--- start PROVIDED RECORDS ---

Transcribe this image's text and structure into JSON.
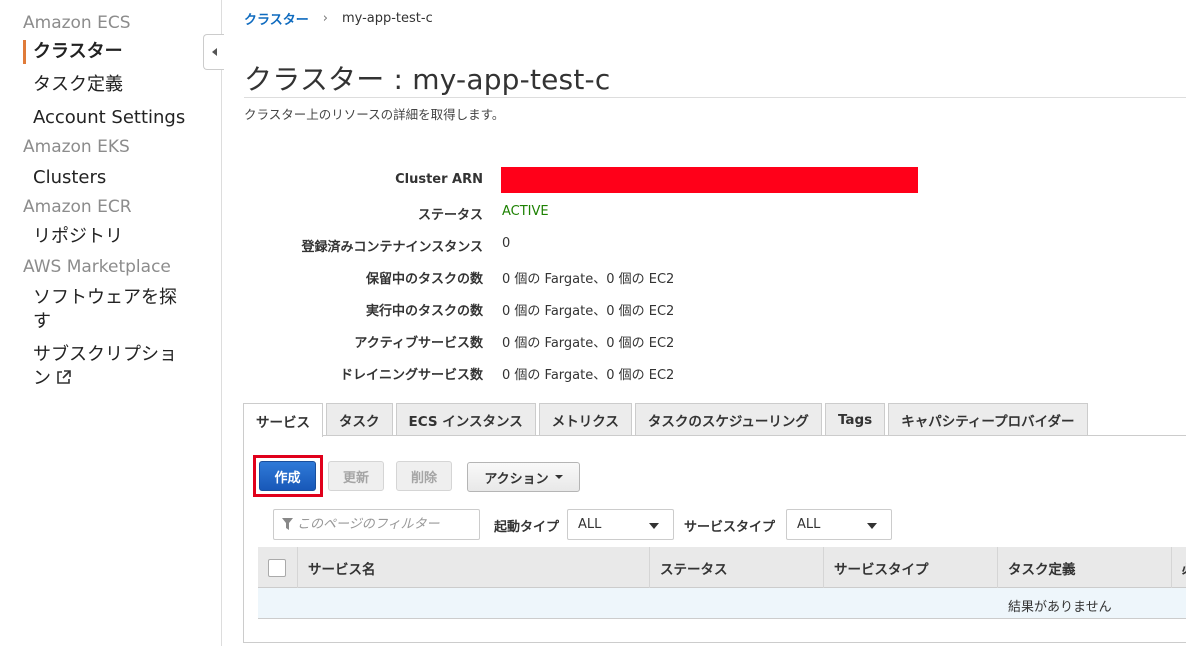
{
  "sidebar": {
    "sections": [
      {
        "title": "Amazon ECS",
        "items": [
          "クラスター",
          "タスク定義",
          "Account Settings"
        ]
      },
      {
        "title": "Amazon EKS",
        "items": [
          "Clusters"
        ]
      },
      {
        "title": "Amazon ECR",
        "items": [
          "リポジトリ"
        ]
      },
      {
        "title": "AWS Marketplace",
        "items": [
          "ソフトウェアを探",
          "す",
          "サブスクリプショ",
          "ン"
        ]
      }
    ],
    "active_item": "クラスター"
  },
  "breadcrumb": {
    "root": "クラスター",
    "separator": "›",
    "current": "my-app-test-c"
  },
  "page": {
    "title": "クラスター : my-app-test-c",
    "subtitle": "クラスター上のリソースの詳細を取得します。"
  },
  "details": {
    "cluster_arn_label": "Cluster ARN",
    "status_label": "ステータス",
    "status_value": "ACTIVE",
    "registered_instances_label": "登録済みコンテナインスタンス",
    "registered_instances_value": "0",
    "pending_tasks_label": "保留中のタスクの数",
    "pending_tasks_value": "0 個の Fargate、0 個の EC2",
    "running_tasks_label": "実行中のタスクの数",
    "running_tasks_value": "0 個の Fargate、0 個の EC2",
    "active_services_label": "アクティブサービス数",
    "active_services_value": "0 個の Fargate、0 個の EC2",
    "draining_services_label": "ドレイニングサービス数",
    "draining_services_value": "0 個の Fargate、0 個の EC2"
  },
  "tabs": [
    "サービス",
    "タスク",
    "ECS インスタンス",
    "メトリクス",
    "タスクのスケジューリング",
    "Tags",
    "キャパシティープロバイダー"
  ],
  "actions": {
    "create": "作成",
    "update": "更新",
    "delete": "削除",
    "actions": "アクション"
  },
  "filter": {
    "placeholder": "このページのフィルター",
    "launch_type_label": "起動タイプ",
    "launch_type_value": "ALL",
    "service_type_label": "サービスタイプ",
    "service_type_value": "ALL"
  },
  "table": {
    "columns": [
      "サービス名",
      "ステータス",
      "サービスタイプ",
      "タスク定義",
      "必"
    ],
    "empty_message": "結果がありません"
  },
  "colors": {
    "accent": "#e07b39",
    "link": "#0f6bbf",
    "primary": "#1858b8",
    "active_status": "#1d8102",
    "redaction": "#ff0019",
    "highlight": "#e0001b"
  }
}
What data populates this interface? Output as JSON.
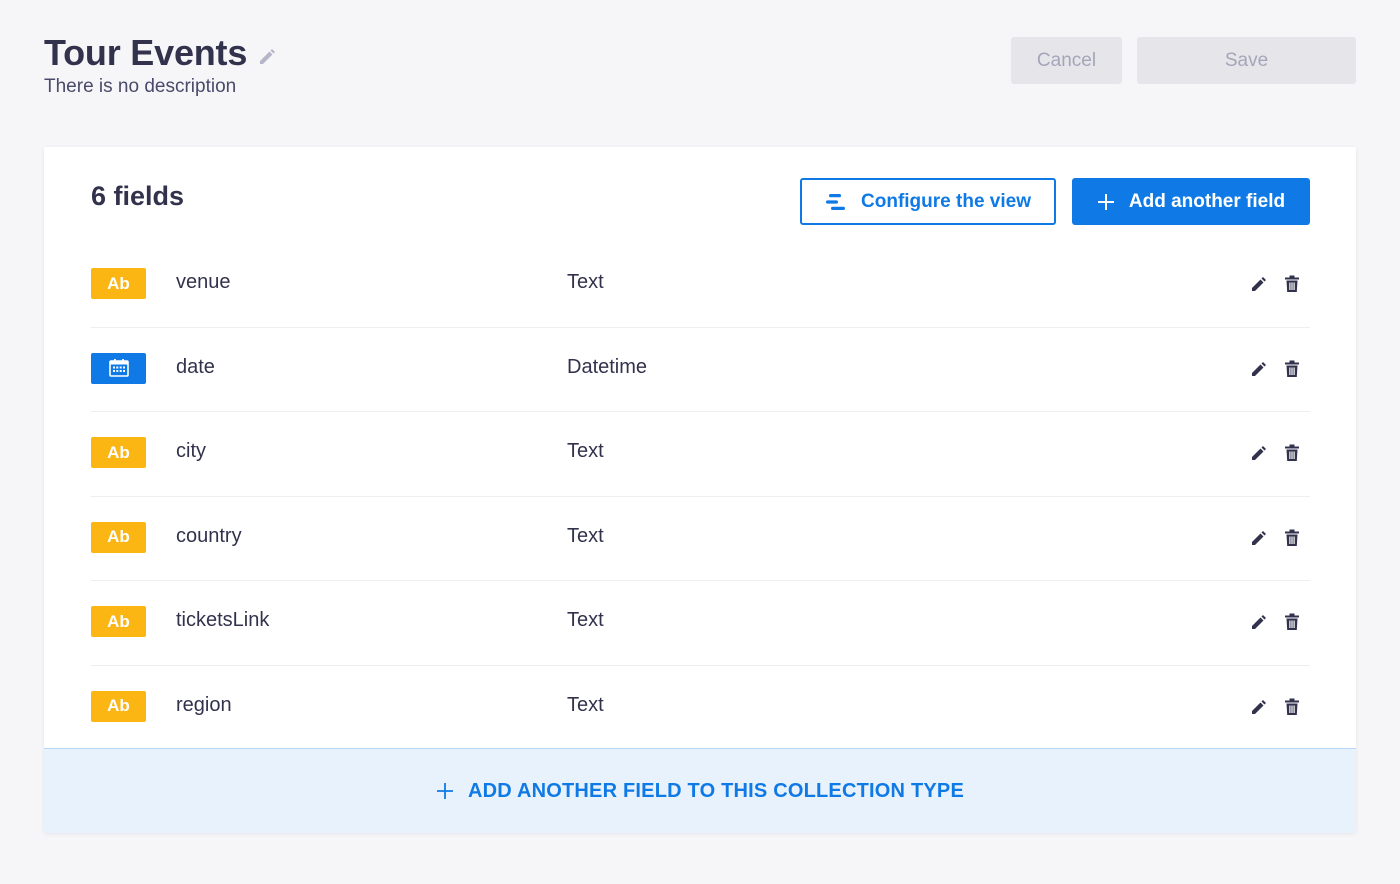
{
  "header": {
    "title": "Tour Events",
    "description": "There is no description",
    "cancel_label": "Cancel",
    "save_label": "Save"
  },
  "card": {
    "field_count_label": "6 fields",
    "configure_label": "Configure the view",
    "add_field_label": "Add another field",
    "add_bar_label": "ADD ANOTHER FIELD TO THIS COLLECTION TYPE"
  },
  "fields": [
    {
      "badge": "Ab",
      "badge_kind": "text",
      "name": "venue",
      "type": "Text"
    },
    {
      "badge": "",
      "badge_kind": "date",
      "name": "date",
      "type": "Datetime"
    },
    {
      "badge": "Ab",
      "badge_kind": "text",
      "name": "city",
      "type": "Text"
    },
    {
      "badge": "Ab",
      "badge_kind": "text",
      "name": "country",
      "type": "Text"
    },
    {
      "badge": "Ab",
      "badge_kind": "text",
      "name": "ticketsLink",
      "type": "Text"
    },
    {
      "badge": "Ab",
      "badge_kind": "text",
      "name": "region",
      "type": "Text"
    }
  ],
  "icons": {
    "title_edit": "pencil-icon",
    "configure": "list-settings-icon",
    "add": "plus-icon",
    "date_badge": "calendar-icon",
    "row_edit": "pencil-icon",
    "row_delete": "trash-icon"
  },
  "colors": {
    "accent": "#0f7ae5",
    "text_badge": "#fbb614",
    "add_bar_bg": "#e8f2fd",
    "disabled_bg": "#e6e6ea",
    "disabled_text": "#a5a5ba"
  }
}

--- end PROVIDED RECORDS ---
--- start PROVIDED RECORDS ---

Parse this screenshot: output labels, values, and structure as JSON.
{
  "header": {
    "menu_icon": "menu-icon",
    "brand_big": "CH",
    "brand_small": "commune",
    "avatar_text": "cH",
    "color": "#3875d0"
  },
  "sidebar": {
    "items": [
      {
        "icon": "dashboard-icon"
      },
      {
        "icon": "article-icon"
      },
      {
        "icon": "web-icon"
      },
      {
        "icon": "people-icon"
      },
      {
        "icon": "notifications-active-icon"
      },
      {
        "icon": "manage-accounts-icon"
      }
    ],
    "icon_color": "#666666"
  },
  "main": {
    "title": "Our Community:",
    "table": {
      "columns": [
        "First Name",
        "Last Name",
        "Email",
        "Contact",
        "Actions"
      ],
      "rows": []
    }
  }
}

--- end PROVIDED RECORDS ---

▸ **WHAT YOU SHOULD DO**
Find each line holding the word "test" and copy it.

▸ **TASK ANSWER**
    "current": "my-app-test-c"
    "title": "クラスター : my-app-test-c",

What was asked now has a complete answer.